The records below are to be copied word for word, with every picture left out.

--- begin RECORDS SUPPLIED ---

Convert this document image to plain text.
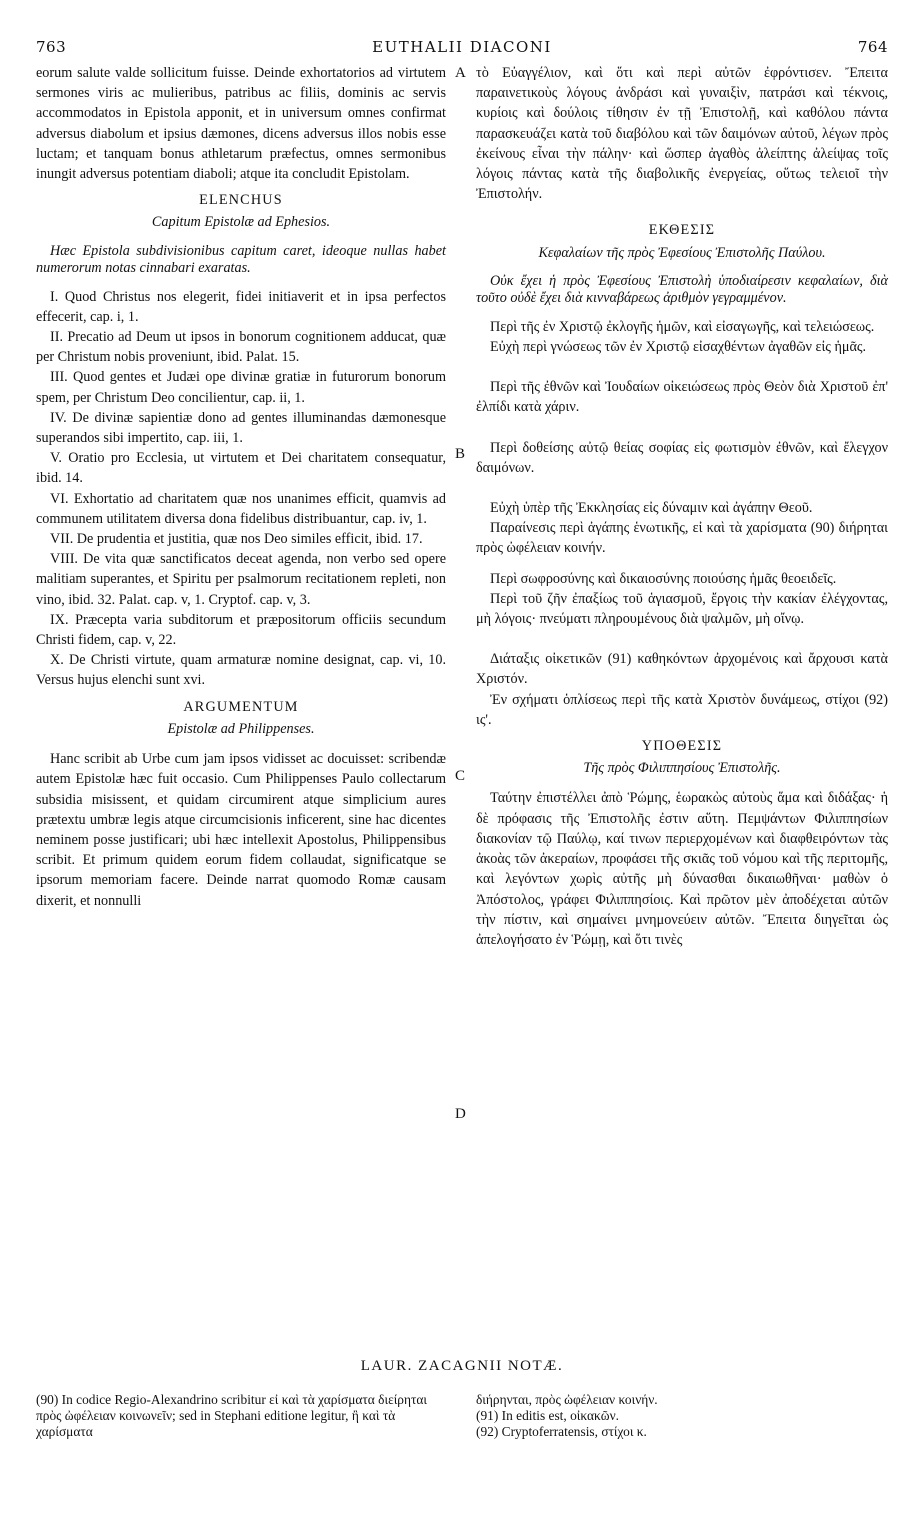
763	EUTHALII DIACONI	764
A
B
C
D

eorum salute valde sollicitum fuisse. Deinde exhortatorios ad virtutem sermones viris ac mulieribus, patribus ac filiis, dominis ac servis accommodatos in Epistola apponit, et in universum omnes confirmat adversus diabolum et ipsius dæmones, dicens adversus illos nobis esse luctam; et tanquam bonus athletarum præfectus, omnes sermonibus inungit adversus potentiam diaboli; atque ita concludit Epistolam.

ELENCHUS

Capitum Epistolæ ad Ephesios.

Hæc Epistola subdivisionibus capitum caret, ideoque nullas habet numerorum notas cinnabari exaratas.

I. Quod Christus nos elegerit, fidei initiaverit et in ipsa perfectos effecerit, cap. i, 1.

II. Precatio ad Deum ut ipsos in bonorum cognitionem adducat, quæ per Christum nobis proveniunt, ibid. Palat. 15.

III. Quod gentes et Judæi ope divinæ gratiæ in futurorum bonorum spem, per Christum Deo concilientur, cap. ii, 1.

IV. De divinæ sapientiæ dono ad gentes illuminandas dæmonesque superandos sibi impertito, cap. iii, 1.

V. Oratio pro Ecclesia, ut virtutem et Dei charitatem consequatur, ibid. 14.

VI. Exhortatio ad charitatem quæ nos unanimes efficit, quamvis ad communem utilitatem diversa dona fidelibus distribuantur, cap. iv, 1.

VII. De prudentia et justitia, quæ nos Deo similes efficit, ibid. 17.

VIII. De vita quæ sanctificatos deceat agenda, non verbo sed opere malitiam superantes, et Spiritu per psalmorum recitationem repleti, non vino, ibid. 32. Palat. cap. v, 1. Cryptof. cap. v, 3.

IX. Præcepta varia subditorum et præpositorum officiis secundum Christi fidem, cap. v, 22.

X. De Christi virtute, quam armaturæ nomine designat, cap. vi, 10. Versus hujus elenchi sunt xvi.

ARGUMENTUM

Epistolæ ad Philippenses.

Hanc scribit ab Urbe cum jam ipsos vidisset ac docuisset: scribendæ autem Epistolæ hæc fuit occasio. Cum Philippenses Paulo collectarum subsidia misissent, et quidam circumirent atque simplicium aures prætextu umbræ legis atque circumcisionis inficerent, sine hac dicentes neminem posse justificari; ubi hæc intellexit Apostolus, Philippensibus scribit. Et primum quidem eorum fidem collaudat, significatque se ipsorum memoriam facere. Deinde narrat quomodo Romæ causam dixerit, et nonnulli

τὸ Εὐαγγέλιον, καὶ ὅτι καὶ περὶ αὐτῶν ἐφρόντισεν. Ἔπειτα παραινετικοὺς λόγους ἀνδράσι καὶ γυναιξὶν, πατράσι καὶ τέκνοις, κυρίοις καὶ δούλοις τίθησιν ἐν τῇ Ἐπιστολῇ, καὶ καθόλου πάντα παρασκευάζει κατὰ τοῦ διαβόλου καὶ τῶν δαιμόνων αὐτοῦ, λέγων πρὸς ἐκείνους εἶναι τὴν πάλην· καὶ ὥσπερ ἀγαθὸς ἀλείπτης ἀλείψας τοῖς λόγοις πάντας κατὰ τῆς διαβολικῆς ἐνεργείας, οὕτως τελειοῖ τὴν Ἐπιστολήν.

ΕΚΘΕΣΙΣ

Κεφαλαίων τῆς πρὸς Ἐφεσίους Ἐπιστολῆς Παύλου.

Οὐκ ἔχει ἡ πρὸς Ἐφεσίους Ἐπιστολὴ ὑποδιαίρεσιν κεφαλαίων, διὰ τοῦτο οὐδὲ ἔχει διὰ κινναβάρεως ἀριθμὸν γεγραμμένον.

Περὶ τῆς ἐν Χριστῷ ἐκλογῆς ἡμῶν, καὶ εἰσαγωγῆς, καὶ τελειώσεως.

Εὐχὴ περὶ γνώσεως τῶν ἐν Χριστῷ εἰσαχθέντων ἀγαθῶν εἰς ἡμᾶς.

Περὶ τῆς ἐθνῶν καὶ Ἰουδαίων οἰκειώσεως πρὸς Θεὸν διὰ Χριστοῦ ἐπ' ἐλπίδι κατὰ χάριν.

Περὶ δοθείσης αὐτῷ θείας σοφίας εἰς φωτισμὸν ἐθνῶν, καὶ ἔλεγχον δαιμόνων.

Εὐχὴ ὑπὲρ τῆς Ἐκκλησίας εἰς δύναμιν καὶ ἀγάπην Θεοῦ.

Παραίνεσις περὶ ἀγάπης ἑνωτικῆς, εἰ καὶ τὰ χαρίσματα (90) διήρηται πρὸς ὠφέλειαν κοινήν.

Περὶ σωφροσύνης καὶ δικαιοσύνης ποιούσης ἡμᾶς θεοειδεῖς.

Περὶ τοῦ ζῆν ἐπαξίως τοῦ ἁγιασμοῦ, ἔργοις τὴν κακίαν ἐλέγχοντας, μὴ λόγοις· πνεύματι πληρουμένους διὰ ψαλμῶν, μὴ οἴνῳ.

Διάταξις οἰκετικῶν (91) καθηκόντων ἀρχομένοις καὶ ἄρχουσι κατὰ Χριστόν.

Ἐν σχήματι ὁπλίσεως περὶ τῆς κατὰ Χριστὸν δυνάμεως, στίχοι (92) ις'.

ΥΠΟΘΕΣΙΣ

Τῆς πρὸς Φιλιππησίους Ἐπιστολῆς.

Ταύτην ἐπιστέλλει ἀπὸ Ῥώμης, ἑωρακὼς αὐτοὺς ἅμα καὶ διδάξας· ἡ δὲ πρόφασις τῆς Ἐπιστολῆς ἐστιν αὕτη. Πεμψάντων Φιλιππησίων διακονίαν τῷ Παύλῳ, καί τινων περιερχομένων καὶ διαφθειρόντων τὰς ἀκοὰς τῶν ἀκεραίων, προφάσει τῆς σκιᾶς τοῦ νόμου καὶ τῆς περιτομῆς, καὶ λεγόντων χωρὶς αὐτῆς μὴ δύνασθαι δικαιωθῆναι· μαθὼν ὁ Ἀπόστολος, γράφει Φιλιππησίοις. Καὶ πρῶτον μὲν ἀποδέχεται αὐτῶν τὴν πίστιν, καὶ σημαίνει μνημονεύειν αὐτῶν. Ἔπειτα διηγεῖται ὡς ἀπελογήσατο ἐν Ῥώμῃ, καὶ ὅτι τινὲς

LAUR. ZACAGNII NOTÆ.

(90) In codice Regio-Alexandrino scribitur εἰ καὶ τὰ χαρίσματα διείρηται πρὸς ὠφέλειαν κοινωνεῖν; sed in Stephani editione legitur, ἢ καὶ τὰ χαρίσματα

διήρηνται, πρὸς ὠφέλειαν κοινήν.

(91) In editis est, οἰκακῶν.

(92) Cryptoferratensis, στίχοι κ.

--- end RECORDS SUPPLIED ---

OUTPUT BELOW:
Convert this document image to plain text.
763	EUTHALII DIACONI	764
A
B
C
D

eorum salute valde sollicitum fuisse. Deinde exhortatorios ad virtutem sermones viris ac mulieribus, patribus ac filiis, dominis ac servis accommodatos in Epistola apponit, et in universum omnes confirmat adversus diabolum et ipsius dæmones, dicens adversus illos nobis esse luctam; et tanquam bonus athletarum præfectus, omnes sermonibus inungit adversus potentiam diaboli; atque ita concludit Epistolam.

ELENCHUS

Capitum Epistolæ ad Ephesios.

Hæc Epistola subdivisionibus capitum caret, ideoque nullas habet numerorum notas cinnabari exaratas.

I. Quod Christus nos elegerit, fidei initiaverit et in ipsa perfectos effecerit, cap. i, 1.

II. Precatio ad Deum ut ipsos in bonorum cognitionem adducat, quæ per Christum nobis proveniunt, ibid. Palat. 15.

III. Quod gentes et Judæi ope divinæ gratiæ in futurorum bonorum spem, per Christum Deo concilientur, cap. ii, 1.

IV. De divinæ sapientiæ dono ad gentes illuminandas dæmonesque superandos sibi impertito, cap. iii, 1.

V. Oratio pro Ecclesia, ut virtutem et Dei charitatem consequatur, ibid. 14.

VI. Exhortatio ad charitatem quæ nos unanimes efficit, quamvis ad communem utilitatem diversa dona fidelibus distribuantur, cap. iv, 1.

VII. De prudentia et justitia, quæ nos Deo similes efficit, ibid. 17.

VIII. De vita quæ sanctificatos deceat agenda, non verbo sed opere malitiam superantes, et Spiritu per psalmorum recitationem repleti, non vino, ibid. 32. Palat. cap. v, 1. Cryptof. cap. v, 3.

IX. Præcepta varia subditorum et præpositorum officiis secundum Christi fidem, cap. v, 22.

X. De Christi virtute, quam armaturæ nomine designat, cap. vi, 10. Versus hujus elenchi sunt xvi.

ARGUMENTUM

Epistolæ ad Philippenses.

Hanc scribit ab Urbe cum jam ipsos vidisset ac docuisset: scribendæ autem Epistolæ hæc fuit occasio. Cum Philippenses Paulo collectarum subsidia misissent, et quidam circumirent atque simplicium aures prætextu umbræ legis atque circumcisionis inficerent, sine hac dicentes neminem posse justificari; ubi hæc intellexit Apostolus, Philippensibus scribit. Et primum quidem eorum fidem collaudat, significatque se ipsorum memoriam facere. Deinde narrat quomodo Romæ causam dixerit, et nonnulli

τὸ Εὐαγγέλιον, καὶ ὅτι καὶ περὶ αὐτῶν ἐφρόντισεν. Ἔπειτα παραινετικοὺς λόγους ἀνδράσι καὶ γυναιξὶν, πατράσι καὶ τέκνοις, κυρίοις καὶ δούλοις τίθησιν ἐν τῇ Ἐπιστολῇ, καὶ καθόλου πάντα παρασκευάζει κατὰ τοῦ διαβόλου καὶ τῶν δαιμόνων αὐτοῦ, λέγων πρὸς ἐκείνους εἶναι τὴν πάλην· καὶ ὥσπερ ἀγαθὸς ἀλείπτης ἀλείψας τοῖς λόγοις πάντας κατὰ τῆς διαβολικῆς ἐνεργείας, οὕτως τελειοῖ τὴν Ἐπιστολήν.

ΕΚΘΕΣΙΣ

Κεφαλαίων τῆς πρὸς Ἐφεσίους Ἐπιστολῆς Παύλου.

Οὐκ ἔχει ἡ πρὸς Ἐφεσίους Ἐπιστολὴ ὑποδιαίρεσιν κεφαλαίων, διὰ τοῦτο οὐδὲ ἔχει διὰ κινναβάρεως ἀριθμὸν γεγραμμένον.

Περὶ τῆς ἐν Χριστῷ ἐκλογῆς ἡμῶν, καὶ εἰσαγωγῆς, καὶ τελειώσεως.

Εὐχὴ περὶ γνώσεως τῶν ἐν Χριστῷ εἰσαχθέντων ἀγαθῶν εἰς ἡμᾶς.

Περὶ τῆς ἐθνῶν καὶ Ἰουδαίων οἰκειώσεως πρὸς Θεὸν διὰ Χριστοῦ ἐπ' ἐλπίδι κατὰ χάριν.

Περὶ δοθείσης αὐτῷ θείας σοφίας εἰς φωτισμὸν ἐθνῶν, καὶ ἔλεγχον δαιμόνων.

Εὐχὴ ὑπὲρ τῆς Ἐκκλησίας εἰς δύναμιν καὶ ἀγάπην Θεοῦ.

Παραίνεσις περὶ ἀγάπης ἑνωτικῆς, εἰ καὶ τὰ χαρίσματα (90) διήρηται πρὸς ὠφέλειαν κοινήν.

Περὶ σωφροσύνης καὶ δικαιοσύνης ποιούσης ἡμᾶς θεοειδεῖς.

Περὶ τοῦ ζῆν ἐπαξίως τοῦ ἁγιασμοῦ, ἔργοις τὴν κακίαν ἐλέγχοντας, μὴ λόγοις· πνεύματι πληρουμένους διὰ ψαλμῶν, μὴ οἴνῳ.

Διάταξις οἰκετικῶν (91) καθηκόντων ἀρχομένοις καὶ ἄρχουσι κατὰ Χριστόν.

Ἐν σχήματι ὁπλίσεως περὶ τῆς κατὰ Χριστὸν δυνάμεως, στίχοι (92) ις'.

ΥΠΟΘΕΣΙΣ

Τῆς πρὸς Φιλιππησίους Ἐπιστολῆς.

Ταύτην ἐπιστέλλει ἀπὸ Ῥώμης, ἑωρακὼς αὐτοὺς ἅμα καὶ διδάξας· ἡ δὲ πρόφασις τῆς Ἐπιστολῆς ἐστιν αὕτη. Πεμψάντων Φιλιππησίων διακονίαν τῷ Παύλῳ, καί τινων περιερχομένων καὶ διαφθειρόντων τὰς ἀκοὰς τῶν ἀκεραίων, προφάσει τῆς σκιᾶς τοῦ νόμου καὶ τῆς περιτομῆς, καὶ λεγόντων χωρὶς αὐτῆς μὴ δύνασθαι δικαιωθῆναι· μαθὼν ὁ Ἀπόστολος, γράφει Φιλιππησίοις. Καὶ πρῶτον μὲν ἀποδέχεται αὐτῶν τὴν πίστιν, καὶ σημαίνει μνημονεύειν αὐτῶν. Ἔπειτα διηγεῖται ὡς ἀπελογήσατο ἐν Ῥώμῃ, καὶ ὅτι τινὲς

LAUR. ZACAGNII NOTÆ.

(90) In codice Regio-Alexandrino scribitur εἰ καὶ τὰ χαρίσματα διείρηται πρὸς ὠφέλειαν κοινωνεῖν; sed in Stephani editione legitur, ἢ καὶ τὰ χαρίσματα

διήρηνται, πρὸς ὠφέλειαν κοινήν.

(91) In editis est, οἰκακῶν.

(92) Cryptoferratensis, στίχοι κ.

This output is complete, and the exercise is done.